◆ What is required
Check each line of the material. Copy those containing "screenshot".

[START OF Provided material]

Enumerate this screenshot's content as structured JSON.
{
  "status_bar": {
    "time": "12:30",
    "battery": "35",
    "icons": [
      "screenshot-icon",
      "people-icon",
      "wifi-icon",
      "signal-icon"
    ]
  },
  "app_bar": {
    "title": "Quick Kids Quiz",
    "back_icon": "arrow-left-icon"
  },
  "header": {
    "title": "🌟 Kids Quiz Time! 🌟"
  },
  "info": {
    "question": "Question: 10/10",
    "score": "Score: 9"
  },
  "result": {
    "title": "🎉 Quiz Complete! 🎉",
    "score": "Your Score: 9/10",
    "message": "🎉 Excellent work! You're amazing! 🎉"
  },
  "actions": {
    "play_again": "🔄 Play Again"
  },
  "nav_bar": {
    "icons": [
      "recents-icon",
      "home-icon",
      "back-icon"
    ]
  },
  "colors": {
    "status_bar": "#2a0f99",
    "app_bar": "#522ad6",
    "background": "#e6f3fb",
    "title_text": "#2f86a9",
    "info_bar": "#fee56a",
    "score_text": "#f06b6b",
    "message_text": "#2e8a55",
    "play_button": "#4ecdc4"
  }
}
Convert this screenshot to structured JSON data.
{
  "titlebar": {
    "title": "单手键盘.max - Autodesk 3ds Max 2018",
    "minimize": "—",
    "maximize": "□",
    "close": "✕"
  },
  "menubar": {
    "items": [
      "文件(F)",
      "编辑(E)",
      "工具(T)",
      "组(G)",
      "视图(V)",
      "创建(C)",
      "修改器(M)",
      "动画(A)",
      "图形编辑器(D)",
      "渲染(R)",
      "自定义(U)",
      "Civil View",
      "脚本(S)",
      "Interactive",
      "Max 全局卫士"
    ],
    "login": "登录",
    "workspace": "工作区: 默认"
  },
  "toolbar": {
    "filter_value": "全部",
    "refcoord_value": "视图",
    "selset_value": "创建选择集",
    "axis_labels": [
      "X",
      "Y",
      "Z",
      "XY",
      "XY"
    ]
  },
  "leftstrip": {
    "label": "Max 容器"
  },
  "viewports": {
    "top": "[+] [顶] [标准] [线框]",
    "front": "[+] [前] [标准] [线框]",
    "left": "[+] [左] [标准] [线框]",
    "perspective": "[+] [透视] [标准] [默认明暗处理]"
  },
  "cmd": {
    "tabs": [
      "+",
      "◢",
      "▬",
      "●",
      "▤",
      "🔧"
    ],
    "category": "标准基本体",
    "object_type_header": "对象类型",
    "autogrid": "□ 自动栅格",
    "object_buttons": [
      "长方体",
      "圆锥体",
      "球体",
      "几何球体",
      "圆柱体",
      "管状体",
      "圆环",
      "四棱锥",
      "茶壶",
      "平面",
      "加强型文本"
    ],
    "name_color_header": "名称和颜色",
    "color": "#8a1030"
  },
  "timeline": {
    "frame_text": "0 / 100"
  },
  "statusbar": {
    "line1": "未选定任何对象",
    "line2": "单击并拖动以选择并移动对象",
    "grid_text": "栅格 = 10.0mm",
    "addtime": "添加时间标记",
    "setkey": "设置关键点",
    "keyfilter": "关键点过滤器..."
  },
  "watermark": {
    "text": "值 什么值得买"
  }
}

[END OF Provided material]

◆ Task answer
Enumerate this screenshot's content as structured JSON.
      "screenshot-icon",
Convert this screenshot to structured JSON data.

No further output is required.